Полагаю, что Сталин и сотоварищи по Политбюро на том этапе поверили в виновность врачей. В стране, естественно с одобрения Политбюро, развертывается шумная, как я уже писал, пропагандистская кампания против врачей — «убийц в белых халатах», смыкающаяся в некоторой своей части с борьбой против космополитизма.
Среди арестованных в основном евреи (академики медицины), Василенко и Виноградов — русские. В числе арестованных был и главный терапевт Советской армии, генерал-лейтенант медицинской службы Вовси.
Сообщение об аресте врачей было опубликовано 13 января 1953 года, после того, как дело уже было сфальсифицировано. Наша троица пришла в следственную часть по Особо важным делам МГБ СССР и приступила к работе 19 января того же 1953 года.
Знакомясь с материалами «дела врачей», я задавался тремя вопросами: во-первых, мог ли каждый из арестованных врачей по своей гуманистической воспитанности, интеллекту, профессиональной чести, да и просто по образу мыслей пойти — вполне осознанно (прямой умысел) или предполагая опасность своих действий для других (косвенный, или эвентуальный умысел) — на совершение преступных деяний в отношении своих пациентов, то есть на причинение ущерба их здоровью; во-вторых, имело ли место наличие какого-либо сговора между ними в преступных целях; и, в третьих, каким образом они скрывали свои преступные действия при наличии таковых?
На каждый из этих вопросов я не нашел в показаниях арестованных врачей убедительных ответов, свидетельствующих с необходимой достоверностью о совершенных каждым из них и, стало быть, всеми вместе преступных деяниях.
Ознакомление с материалами «дела врачей» позволило вскрыть прием, посредством которого оно фабриковалось. Прием был весьма прост, даже примитивен. Не надо было обладать ни познаниями в медицине, ни особым профессионализмом в следствии, а надо было лишь самым беззастенчивым, бесстыдным образом брать из истории болезни того или иного пациента, N или М, имеющиеся у него врожденные или приобретенные с годами недуги и приписывать их происхождение или развитие преступному умыслу лечащих или консультирующих его, N или М, врачей.
Все гениальное просто. Даже в совершении злодеяний.

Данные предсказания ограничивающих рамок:
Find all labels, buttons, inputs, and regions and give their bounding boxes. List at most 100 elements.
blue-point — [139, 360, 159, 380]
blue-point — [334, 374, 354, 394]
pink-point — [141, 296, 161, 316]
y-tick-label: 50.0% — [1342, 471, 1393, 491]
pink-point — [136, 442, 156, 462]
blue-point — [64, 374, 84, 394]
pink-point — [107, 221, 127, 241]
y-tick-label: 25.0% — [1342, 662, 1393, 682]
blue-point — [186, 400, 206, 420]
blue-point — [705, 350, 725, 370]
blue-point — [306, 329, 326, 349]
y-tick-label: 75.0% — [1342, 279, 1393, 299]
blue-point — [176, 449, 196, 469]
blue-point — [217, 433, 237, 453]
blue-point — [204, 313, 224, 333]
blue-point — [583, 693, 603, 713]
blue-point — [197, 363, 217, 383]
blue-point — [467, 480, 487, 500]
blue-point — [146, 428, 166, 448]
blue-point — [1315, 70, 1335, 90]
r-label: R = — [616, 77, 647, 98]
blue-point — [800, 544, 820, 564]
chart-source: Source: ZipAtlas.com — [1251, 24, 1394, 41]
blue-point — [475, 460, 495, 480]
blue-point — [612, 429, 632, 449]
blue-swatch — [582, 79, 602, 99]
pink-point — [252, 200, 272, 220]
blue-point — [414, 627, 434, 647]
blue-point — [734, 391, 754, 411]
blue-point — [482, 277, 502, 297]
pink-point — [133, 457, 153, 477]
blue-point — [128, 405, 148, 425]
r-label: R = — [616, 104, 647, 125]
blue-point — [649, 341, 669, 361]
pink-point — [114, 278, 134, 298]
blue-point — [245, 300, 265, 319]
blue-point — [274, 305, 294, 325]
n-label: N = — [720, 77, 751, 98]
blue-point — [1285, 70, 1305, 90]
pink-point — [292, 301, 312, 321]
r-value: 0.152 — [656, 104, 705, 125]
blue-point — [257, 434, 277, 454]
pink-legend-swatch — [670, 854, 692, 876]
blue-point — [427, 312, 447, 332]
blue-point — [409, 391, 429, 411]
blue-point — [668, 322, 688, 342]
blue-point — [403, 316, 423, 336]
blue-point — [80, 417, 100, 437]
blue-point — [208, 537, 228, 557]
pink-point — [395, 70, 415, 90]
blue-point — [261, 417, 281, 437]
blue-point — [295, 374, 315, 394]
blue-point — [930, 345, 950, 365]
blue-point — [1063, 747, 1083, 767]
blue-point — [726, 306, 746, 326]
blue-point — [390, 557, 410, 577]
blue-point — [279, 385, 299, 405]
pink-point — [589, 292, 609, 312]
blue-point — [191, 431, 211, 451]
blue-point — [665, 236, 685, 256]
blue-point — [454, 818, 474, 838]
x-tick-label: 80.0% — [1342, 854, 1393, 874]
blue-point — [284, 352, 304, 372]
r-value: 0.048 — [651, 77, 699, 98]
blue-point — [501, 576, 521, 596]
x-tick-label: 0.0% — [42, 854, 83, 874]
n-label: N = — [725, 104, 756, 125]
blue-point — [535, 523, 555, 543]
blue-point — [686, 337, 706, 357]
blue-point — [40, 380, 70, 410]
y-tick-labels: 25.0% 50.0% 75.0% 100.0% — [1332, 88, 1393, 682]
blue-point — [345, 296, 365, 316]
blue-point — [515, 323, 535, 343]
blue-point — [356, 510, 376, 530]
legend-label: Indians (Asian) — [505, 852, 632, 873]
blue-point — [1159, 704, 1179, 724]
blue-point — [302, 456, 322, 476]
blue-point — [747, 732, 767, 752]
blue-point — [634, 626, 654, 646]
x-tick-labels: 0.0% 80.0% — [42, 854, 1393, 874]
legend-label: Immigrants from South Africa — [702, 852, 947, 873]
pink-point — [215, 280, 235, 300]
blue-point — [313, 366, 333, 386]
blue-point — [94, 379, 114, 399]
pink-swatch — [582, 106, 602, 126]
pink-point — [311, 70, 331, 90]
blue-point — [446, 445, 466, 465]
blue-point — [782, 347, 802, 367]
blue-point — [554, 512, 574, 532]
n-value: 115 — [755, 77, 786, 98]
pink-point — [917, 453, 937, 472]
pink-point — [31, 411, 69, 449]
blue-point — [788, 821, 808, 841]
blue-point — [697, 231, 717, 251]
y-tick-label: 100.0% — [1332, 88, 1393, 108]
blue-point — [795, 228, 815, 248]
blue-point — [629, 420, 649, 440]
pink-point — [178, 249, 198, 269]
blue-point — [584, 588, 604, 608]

▶ [Задание A]
Перескажите отрывок о «деле врачей» в двух предложениях.
▶ [Задание B]
Повторите из отрывка о «деле врачей» часть, начиная со слов «Знакомясь с материалами» и заканчивая словами «вместе преступных деяниях.».
Опирайтесь только на отрывок.

▶ [Ответ A]
Автор полагает, что Сталин и Политбюро на том этапе поверили в виновность арестованных врачей (в основном евреев), а в стране развернулась шумная пропагандистская кампания против «убийц в белых халатах». Изучив материалы дела, автор не нашел в показаниях арестованных убедительных ответов об их преступлениях и вскрыл примитивный прием фабрикации: недуги пациентов из историй болезни приписывались преступному умыслу лечивших их врачей.

▶ [Ответ B]
Знакомясь с материалами «дела врачей», я задавался тремя вопросами: во-первых, мог ли каждый из арестованных врачей по своей гуманистической воспитанности, интеллекту, профессиональной чести, да и просто по образу мыслей пойти — вполне осознанно (прямой умысел) или предполагая опасность своих действий для других (косвенный, или эвентуальный умысел) — на совершение преступных деяний в отношении своих пациентов, то есть на причинение ущерба их здоровью; во-вторых, имело ли место наличие какого-либо сговора между ними в преступных целях; и, в третьих, каким образом они скрывали свои преступные действия при наличии таковых?
На каждый из этих вопросов я не нашел в показаниях арестованных врачей убедительных ответов, свидетельствующих с необходимой достоверностью о совершенных каждым из них и, стало быть, всеми вместе преступных деяниях.